### Task to carry out
Copy out each line containing "Fibroblasts" from the entries below.

Collection entries
* Begin *

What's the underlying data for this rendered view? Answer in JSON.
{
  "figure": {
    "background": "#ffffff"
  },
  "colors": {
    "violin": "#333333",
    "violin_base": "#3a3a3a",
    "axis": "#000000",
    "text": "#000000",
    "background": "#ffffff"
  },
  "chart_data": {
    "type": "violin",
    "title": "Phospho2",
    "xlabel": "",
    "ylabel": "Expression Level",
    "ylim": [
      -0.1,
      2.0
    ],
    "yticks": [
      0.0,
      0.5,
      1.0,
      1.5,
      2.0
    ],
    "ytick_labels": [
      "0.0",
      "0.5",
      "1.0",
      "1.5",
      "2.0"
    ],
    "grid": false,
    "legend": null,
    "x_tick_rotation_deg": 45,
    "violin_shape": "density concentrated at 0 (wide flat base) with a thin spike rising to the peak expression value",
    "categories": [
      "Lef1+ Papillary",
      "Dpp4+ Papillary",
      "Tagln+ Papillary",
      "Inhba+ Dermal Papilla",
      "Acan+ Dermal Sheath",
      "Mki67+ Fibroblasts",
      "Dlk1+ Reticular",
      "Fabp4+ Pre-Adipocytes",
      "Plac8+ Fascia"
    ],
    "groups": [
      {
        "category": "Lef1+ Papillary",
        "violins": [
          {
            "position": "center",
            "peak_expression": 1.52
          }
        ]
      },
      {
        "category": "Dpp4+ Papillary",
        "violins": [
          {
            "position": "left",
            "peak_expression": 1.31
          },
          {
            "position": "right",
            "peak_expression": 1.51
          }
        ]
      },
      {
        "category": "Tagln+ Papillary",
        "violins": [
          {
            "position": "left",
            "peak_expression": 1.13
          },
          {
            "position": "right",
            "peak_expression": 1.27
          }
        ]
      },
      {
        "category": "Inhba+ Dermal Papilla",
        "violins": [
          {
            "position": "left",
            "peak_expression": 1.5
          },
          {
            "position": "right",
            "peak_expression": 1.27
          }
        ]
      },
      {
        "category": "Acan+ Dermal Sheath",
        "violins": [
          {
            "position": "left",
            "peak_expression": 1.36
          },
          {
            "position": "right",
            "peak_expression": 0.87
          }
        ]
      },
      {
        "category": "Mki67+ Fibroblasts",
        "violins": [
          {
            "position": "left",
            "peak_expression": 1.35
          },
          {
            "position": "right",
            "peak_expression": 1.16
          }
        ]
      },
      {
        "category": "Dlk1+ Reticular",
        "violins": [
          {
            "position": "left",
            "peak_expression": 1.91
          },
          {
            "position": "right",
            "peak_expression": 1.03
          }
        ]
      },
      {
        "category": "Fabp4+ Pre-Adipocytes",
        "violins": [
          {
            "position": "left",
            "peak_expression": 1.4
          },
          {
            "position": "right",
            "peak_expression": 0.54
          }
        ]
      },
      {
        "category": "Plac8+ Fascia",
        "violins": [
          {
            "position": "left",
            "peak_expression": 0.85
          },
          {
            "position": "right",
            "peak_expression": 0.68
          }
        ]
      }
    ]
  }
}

* End *

### Result for this exercise
      "Mki67+ Fibroblasts",
        "category": "Mki67+ Fibroblasts",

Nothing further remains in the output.